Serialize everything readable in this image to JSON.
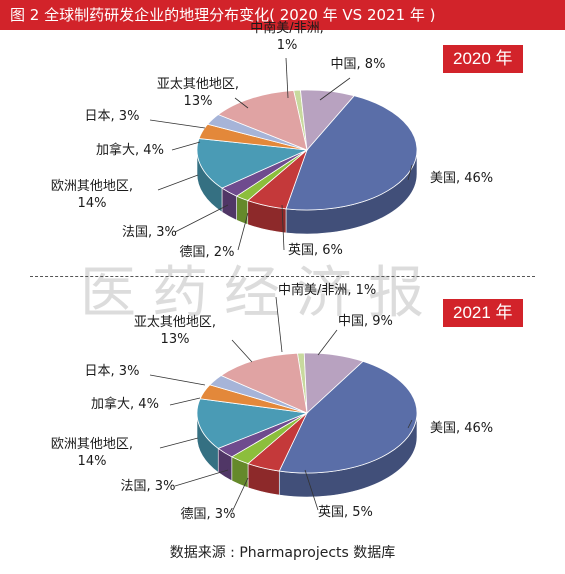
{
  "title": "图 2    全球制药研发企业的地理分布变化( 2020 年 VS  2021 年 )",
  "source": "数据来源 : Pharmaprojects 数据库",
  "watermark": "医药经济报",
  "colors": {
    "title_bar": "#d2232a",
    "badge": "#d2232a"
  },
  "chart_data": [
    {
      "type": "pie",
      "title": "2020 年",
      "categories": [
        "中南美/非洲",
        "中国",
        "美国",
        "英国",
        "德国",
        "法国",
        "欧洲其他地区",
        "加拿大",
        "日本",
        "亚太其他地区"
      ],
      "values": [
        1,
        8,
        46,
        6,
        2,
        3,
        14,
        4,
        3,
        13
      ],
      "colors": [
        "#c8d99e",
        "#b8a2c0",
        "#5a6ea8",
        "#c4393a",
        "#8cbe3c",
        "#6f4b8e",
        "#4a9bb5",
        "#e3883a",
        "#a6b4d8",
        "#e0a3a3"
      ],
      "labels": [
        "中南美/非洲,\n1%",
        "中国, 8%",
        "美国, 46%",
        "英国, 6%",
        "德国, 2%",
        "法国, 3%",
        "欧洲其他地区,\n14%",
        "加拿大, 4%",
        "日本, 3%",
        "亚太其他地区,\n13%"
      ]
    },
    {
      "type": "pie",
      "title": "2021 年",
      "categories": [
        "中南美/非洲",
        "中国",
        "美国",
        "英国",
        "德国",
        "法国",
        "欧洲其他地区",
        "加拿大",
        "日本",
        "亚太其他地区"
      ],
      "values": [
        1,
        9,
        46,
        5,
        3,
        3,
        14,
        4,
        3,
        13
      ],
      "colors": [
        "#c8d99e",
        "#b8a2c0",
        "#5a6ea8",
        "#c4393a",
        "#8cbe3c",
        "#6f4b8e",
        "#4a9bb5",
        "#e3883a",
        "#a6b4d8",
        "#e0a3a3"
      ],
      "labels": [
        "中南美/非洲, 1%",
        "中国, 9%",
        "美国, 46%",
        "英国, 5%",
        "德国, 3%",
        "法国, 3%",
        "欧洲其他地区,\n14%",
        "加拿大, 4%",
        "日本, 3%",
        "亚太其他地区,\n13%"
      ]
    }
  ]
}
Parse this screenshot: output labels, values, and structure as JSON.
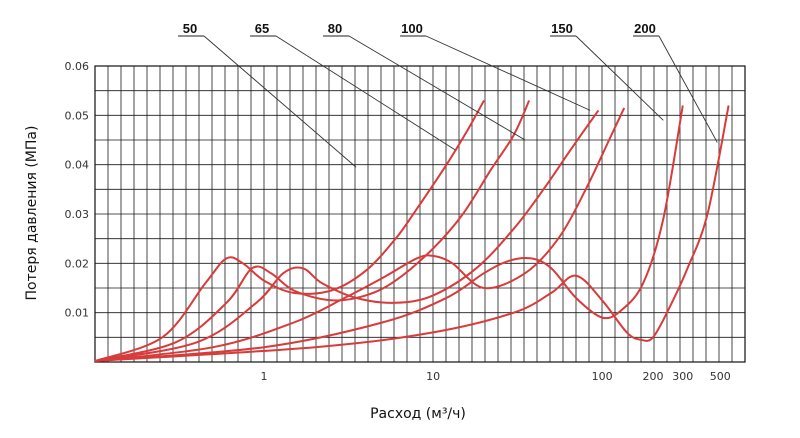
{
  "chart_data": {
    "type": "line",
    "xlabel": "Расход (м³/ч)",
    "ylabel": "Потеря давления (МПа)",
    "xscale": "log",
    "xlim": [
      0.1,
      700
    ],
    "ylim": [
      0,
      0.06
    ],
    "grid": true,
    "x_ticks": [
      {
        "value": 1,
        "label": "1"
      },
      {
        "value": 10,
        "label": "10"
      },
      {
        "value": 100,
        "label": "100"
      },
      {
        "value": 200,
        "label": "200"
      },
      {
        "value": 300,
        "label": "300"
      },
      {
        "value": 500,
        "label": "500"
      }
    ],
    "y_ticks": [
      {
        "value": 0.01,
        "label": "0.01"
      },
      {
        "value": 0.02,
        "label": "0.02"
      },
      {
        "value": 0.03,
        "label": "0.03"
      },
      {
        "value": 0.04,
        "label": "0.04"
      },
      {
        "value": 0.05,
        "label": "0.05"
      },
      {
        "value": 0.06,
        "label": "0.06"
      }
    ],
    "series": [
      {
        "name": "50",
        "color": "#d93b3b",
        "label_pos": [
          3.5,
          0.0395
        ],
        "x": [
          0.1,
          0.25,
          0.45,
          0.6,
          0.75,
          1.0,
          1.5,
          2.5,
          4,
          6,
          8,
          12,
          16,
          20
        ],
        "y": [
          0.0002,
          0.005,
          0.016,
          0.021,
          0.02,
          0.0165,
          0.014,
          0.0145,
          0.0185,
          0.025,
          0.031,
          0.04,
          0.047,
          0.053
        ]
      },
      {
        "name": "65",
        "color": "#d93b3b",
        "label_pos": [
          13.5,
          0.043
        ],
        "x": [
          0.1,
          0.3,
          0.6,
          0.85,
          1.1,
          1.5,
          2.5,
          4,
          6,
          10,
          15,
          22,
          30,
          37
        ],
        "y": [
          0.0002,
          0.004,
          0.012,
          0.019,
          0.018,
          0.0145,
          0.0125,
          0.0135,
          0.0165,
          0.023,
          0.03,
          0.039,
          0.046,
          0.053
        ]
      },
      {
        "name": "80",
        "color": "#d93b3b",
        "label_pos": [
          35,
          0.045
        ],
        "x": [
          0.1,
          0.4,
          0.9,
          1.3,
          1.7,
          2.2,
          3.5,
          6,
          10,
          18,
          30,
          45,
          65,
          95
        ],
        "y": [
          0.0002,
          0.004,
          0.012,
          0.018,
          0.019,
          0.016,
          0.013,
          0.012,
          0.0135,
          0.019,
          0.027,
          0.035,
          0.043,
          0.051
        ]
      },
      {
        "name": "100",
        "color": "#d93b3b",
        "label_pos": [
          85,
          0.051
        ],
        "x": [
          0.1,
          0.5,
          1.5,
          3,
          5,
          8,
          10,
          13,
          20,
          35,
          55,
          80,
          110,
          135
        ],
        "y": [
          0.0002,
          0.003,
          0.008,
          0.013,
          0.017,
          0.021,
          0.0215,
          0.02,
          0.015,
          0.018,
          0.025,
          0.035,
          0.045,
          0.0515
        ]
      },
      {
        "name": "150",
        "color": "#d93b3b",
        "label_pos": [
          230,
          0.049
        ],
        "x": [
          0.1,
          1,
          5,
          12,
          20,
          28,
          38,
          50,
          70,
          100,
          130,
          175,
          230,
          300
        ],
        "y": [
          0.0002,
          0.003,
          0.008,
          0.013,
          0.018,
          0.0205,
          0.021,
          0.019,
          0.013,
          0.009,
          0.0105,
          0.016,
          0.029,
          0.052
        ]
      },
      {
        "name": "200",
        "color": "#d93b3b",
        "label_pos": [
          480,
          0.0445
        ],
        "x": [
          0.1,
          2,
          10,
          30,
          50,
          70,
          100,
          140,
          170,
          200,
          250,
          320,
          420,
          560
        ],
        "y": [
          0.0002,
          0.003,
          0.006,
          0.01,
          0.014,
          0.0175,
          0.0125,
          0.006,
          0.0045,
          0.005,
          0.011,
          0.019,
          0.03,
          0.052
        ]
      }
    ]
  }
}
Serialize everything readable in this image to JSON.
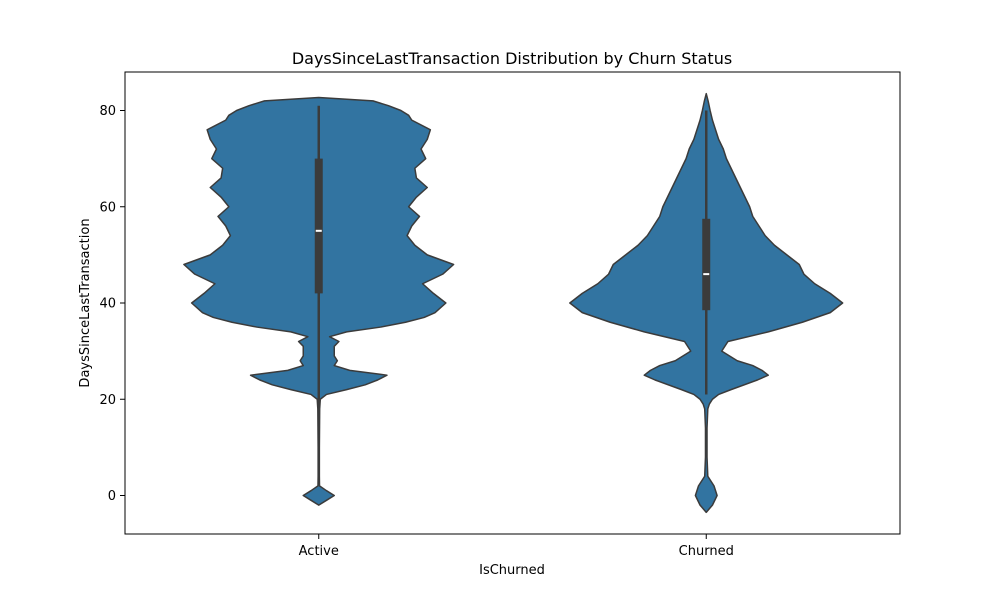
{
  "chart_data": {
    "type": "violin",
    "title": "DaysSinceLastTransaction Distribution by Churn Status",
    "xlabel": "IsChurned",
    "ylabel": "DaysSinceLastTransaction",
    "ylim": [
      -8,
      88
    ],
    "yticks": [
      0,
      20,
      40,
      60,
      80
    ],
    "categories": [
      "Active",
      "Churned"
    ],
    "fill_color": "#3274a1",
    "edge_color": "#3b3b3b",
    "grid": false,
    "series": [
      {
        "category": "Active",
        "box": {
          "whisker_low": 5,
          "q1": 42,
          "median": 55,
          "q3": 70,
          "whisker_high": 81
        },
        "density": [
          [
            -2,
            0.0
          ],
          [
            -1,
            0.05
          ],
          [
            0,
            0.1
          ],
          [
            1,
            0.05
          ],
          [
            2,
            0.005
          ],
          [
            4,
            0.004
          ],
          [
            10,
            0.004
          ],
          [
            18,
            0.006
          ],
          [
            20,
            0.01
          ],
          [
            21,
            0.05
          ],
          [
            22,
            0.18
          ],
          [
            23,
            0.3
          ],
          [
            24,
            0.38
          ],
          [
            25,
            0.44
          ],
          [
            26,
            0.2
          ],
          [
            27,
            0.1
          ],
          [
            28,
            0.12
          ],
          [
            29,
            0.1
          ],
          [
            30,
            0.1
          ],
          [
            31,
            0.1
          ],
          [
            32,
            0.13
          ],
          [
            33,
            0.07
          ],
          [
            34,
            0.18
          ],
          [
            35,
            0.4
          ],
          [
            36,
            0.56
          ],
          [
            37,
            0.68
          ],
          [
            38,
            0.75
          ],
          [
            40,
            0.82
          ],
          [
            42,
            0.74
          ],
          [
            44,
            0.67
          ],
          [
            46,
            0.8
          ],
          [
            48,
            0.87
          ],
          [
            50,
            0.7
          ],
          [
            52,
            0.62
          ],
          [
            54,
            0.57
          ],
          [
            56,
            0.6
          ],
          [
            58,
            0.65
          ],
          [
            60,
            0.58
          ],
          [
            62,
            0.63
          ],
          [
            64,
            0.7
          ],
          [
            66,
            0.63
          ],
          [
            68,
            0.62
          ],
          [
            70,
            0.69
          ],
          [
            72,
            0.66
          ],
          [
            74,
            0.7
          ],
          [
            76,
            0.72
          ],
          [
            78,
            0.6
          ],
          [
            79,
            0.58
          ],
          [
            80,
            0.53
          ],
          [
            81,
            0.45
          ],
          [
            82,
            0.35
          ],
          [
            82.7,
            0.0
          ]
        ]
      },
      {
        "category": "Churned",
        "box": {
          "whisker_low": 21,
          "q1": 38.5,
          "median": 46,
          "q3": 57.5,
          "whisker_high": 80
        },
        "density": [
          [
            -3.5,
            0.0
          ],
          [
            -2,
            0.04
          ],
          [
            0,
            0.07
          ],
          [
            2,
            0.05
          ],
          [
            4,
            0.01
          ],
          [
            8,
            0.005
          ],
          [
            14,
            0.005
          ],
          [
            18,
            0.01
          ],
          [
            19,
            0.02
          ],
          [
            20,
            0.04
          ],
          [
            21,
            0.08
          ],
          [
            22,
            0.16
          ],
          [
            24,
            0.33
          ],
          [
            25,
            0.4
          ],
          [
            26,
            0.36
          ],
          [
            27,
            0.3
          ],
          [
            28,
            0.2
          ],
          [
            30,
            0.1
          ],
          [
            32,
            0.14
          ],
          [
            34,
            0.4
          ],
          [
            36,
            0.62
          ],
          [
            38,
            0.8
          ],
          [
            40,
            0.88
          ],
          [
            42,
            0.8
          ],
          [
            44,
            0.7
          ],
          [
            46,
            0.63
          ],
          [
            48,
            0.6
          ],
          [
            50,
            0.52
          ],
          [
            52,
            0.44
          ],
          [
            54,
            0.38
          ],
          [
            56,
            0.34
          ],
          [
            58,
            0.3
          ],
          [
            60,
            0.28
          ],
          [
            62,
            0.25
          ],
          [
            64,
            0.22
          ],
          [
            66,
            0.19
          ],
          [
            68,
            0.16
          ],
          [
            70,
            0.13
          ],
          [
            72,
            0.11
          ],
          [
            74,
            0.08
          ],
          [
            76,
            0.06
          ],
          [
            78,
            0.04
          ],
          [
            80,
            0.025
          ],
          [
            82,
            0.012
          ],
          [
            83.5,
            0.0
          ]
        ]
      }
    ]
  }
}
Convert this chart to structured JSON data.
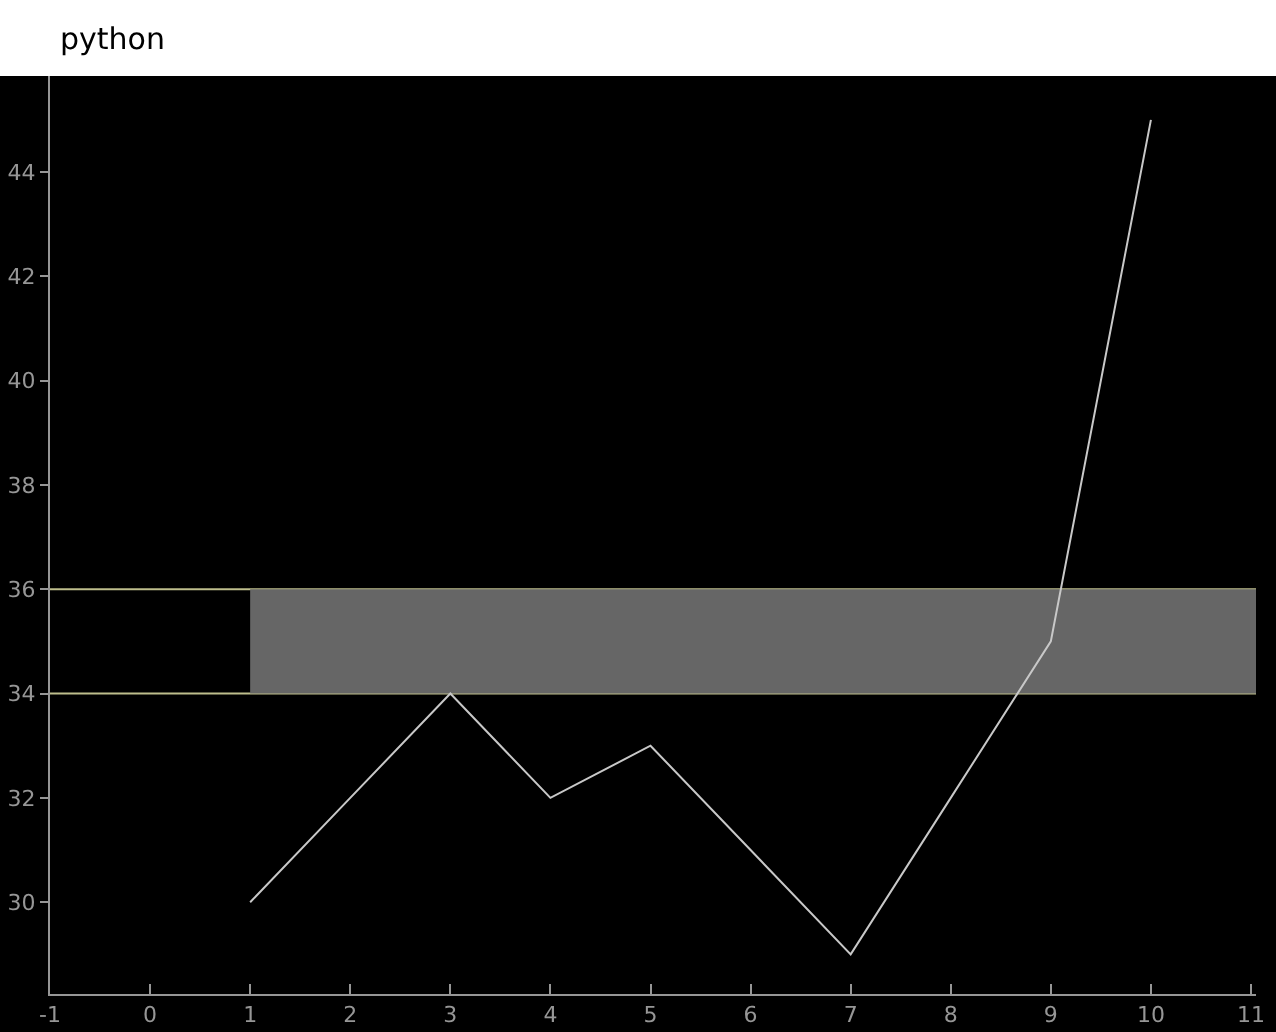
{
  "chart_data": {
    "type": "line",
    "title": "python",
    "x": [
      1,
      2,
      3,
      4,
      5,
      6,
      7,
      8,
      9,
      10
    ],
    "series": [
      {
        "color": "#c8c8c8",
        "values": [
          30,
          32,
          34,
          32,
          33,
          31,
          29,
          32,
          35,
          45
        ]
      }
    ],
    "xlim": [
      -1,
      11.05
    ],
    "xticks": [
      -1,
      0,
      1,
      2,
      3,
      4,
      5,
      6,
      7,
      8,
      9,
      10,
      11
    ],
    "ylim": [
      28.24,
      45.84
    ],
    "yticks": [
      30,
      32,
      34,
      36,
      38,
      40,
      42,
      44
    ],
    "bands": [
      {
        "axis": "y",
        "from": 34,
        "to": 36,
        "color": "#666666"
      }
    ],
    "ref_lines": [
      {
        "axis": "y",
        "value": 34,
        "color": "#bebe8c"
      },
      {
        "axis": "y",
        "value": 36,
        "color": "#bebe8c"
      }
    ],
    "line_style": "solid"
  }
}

- - - - - - -

Given instruction: In the entries above, count every line containing the word "this". Write only the total.

Exercise result: 4